Stated exercise:
Check each line of the records below for the word "Dizzy" and copy those where it appears.

-- Start Source material --

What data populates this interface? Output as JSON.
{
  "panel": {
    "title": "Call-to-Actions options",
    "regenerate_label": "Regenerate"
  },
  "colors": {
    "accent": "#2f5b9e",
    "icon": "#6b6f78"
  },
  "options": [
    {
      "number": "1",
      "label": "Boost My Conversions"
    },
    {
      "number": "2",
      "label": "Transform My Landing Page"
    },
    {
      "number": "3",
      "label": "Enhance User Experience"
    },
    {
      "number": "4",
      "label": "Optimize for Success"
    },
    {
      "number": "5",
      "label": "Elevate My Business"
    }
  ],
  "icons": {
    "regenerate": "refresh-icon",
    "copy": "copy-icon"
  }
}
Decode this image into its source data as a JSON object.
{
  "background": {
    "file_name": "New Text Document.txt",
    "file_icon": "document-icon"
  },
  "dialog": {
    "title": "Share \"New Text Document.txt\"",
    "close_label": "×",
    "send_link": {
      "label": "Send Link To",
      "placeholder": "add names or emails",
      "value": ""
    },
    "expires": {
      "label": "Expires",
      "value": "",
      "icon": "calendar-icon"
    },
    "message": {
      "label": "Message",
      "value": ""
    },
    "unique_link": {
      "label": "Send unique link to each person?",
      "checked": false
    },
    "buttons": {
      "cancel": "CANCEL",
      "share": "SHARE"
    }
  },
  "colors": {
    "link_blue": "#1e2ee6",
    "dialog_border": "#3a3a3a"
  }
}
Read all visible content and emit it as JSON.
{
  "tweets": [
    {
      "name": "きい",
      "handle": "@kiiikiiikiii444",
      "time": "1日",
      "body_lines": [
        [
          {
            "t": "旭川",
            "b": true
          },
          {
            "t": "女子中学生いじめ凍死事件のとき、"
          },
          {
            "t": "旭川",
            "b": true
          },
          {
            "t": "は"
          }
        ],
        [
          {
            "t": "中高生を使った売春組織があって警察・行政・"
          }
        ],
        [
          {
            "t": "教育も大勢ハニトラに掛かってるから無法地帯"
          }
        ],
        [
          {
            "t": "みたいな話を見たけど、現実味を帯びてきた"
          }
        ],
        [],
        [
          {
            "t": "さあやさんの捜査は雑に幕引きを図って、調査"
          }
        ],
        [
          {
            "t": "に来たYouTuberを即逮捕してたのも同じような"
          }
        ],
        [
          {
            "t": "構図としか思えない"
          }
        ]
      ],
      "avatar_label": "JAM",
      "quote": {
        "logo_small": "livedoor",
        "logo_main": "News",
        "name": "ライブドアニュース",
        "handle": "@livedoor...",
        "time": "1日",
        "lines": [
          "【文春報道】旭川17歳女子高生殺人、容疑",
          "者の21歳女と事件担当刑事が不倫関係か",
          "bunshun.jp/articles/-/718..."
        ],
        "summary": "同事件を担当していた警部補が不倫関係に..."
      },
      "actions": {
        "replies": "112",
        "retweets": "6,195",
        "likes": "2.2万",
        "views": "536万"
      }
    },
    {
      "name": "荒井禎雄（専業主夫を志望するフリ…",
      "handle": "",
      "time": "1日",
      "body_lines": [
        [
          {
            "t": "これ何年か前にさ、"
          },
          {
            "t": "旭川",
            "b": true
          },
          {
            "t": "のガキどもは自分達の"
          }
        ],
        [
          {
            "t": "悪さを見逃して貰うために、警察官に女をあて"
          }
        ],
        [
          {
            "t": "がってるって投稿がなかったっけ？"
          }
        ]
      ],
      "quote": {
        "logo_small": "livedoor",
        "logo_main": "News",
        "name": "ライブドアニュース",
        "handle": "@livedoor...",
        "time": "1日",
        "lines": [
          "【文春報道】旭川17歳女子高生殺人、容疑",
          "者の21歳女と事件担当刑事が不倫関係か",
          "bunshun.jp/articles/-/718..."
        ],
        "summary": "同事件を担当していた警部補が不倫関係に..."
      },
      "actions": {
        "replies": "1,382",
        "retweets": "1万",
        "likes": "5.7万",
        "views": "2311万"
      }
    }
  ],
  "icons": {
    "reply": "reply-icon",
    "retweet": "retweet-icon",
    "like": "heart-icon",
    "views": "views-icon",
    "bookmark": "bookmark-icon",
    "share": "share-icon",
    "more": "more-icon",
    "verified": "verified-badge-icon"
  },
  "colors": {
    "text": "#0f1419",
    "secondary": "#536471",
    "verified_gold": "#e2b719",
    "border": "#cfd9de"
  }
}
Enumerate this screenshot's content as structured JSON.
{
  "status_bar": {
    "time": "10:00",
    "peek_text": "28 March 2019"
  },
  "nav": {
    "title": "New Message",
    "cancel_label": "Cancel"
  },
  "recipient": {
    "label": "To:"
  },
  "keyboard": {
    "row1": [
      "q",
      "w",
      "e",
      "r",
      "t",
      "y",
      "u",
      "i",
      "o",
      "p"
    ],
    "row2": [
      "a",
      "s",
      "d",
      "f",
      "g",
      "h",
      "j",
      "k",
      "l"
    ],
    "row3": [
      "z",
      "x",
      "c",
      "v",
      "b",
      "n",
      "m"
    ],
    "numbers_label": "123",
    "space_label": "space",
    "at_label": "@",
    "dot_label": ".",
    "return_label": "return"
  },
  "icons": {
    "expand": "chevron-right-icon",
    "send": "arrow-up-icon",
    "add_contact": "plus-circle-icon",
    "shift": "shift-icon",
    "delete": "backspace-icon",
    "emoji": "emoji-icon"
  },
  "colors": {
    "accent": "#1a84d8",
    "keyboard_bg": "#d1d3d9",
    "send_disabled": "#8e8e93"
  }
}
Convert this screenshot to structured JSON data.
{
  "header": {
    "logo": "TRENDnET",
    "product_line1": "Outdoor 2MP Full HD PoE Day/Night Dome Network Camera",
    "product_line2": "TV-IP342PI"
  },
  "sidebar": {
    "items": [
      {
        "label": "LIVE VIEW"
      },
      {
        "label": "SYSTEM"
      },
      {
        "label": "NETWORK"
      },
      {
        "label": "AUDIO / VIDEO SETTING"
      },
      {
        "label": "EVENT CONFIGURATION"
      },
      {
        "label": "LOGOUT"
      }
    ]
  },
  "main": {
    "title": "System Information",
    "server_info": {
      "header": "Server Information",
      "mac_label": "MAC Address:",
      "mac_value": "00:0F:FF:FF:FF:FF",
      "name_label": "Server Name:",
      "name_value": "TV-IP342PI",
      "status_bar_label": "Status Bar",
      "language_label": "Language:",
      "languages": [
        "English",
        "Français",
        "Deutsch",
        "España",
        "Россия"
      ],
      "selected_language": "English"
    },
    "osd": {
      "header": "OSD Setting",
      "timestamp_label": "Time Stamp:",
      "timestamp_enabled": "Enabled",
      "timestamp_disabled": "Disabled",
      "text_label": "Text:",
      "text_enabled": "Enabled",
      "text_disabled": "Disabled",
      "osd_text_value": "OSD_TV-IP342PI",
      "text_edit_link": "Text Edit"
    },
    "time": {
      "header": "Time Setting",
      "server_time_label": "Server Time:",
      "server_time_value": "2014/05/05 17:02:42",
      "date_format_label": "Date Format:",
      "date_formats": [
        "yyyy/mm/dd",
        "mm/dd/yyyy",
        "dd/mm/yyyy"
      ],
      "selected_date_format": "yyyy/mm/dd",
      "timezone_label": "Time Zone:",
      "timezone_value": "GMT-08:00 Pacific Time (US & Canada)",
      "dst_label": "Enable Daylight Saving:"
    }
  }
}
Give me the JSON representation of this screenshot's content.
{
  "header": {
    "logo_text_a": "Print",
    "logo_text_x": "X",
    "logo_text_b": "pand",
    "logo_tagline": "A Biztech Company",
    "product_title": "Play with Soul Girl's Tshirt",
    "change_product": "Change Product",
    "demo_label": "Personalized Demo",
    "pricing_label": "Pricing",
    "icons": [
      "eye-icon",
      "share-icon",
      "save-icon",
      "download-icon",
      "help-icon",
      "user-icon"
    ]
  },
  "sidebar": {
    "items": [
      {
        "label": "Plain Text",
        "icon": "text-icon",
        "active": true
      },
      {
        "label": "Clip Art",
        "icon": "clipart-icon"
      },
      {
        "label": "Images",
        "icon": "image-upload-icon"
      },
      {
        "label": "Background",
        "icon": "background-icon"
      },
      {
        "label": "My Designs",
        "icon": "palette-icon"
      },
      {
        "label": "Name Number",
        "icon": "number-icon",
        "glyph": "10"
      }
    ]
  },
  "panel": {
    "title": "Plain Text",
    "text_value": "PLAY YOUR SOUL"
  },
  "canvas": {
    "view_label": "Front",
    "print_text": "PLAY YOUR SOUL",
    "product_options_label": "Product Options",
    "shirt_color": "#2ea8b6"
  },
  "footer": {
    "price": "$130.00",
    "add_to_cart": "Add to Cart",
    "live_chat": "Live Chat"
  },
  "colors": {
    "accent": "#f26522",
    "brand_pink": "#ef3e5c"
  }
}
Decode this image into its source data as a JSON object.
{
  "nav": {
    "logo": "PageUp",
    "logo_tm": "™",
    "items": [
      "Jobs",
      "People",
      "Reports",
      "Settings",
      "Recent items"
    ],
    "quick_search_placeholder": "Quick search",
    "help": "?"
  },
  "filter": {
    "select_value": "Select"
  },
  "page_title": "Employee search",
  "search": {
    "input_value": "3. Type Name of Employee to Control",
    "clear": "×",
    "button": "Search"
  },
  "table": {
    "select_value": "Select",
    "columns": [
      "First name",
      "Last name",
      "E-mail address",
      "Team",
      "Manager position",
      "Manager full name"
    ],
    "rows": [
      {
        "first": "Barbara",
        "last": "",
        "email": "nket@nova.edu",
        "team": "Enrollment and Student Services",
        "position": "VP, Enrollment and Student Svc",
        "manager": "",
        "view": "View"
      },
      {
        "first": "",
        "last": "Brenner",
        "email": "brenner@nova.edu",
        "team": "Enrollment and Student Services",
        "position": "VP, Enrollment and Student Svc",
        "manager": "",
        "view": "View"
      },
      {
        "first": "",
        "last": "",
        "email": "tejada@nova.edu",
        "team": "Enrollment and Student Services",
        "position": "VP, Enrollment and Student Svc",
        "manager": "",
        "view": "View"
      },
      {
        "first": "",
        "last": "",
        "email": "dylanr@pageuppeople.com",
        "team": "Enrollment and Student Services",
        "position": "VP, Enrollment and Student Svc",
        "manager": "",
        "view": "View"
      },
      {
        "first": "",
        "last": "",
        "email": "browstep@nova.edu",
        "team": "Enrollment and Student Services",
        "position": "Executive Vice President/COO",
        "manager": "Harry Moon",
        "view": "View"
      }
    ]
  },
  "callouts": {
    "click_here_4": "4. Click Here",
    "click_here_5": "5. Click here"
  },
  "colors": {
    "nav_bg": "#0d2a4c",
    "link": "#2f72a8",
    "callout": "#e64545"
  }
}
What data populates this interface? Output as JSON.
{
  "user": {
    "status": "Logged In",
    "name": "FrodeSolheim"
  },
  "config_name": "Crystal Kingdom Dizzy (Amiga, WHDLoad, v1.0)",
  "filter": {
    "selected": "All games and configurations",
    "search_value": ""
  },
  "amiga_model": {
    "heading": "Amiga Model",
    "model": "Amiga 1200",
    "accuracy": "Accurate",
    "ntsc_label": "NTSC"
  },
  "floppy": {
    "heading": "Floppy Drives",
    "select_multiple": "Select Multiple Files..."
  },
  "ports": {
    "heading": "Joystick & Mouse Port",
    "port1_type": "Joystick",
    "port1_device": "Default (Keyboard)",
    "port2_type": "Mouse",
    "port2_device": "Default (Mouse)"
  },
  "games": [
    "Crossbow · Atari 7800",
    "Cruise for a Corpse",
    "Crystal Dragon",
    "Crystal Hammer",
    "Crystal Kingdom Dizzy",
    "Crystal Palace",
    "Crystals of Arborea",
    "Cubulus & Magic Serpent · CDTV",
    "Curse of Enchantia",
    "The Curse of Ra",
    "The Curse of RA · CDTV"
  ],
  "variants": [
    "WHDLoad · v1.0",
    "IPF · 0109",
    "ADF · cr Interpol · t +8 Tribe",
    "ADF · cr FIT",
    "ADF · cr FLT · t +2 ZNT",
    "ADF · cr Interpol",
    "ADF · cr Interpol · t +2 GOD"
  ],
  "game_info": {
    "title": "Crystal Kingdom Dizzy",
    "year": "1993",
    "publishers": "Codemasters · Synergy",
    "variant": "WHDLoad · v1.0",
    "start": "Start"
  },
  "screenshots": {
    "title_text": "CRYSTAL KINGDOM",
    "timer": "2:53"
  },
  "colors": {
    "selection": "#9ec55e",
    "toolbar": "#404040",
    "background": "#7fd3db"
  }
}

-- End Source material --

Response below:
  "config_name": "Crystal Kingdom Dizzy (Amiga, WHDLoad, v1.0)",
    "Crystal Kingdom Dizzy",
    "title": "Crystal Kingdom Dizzy",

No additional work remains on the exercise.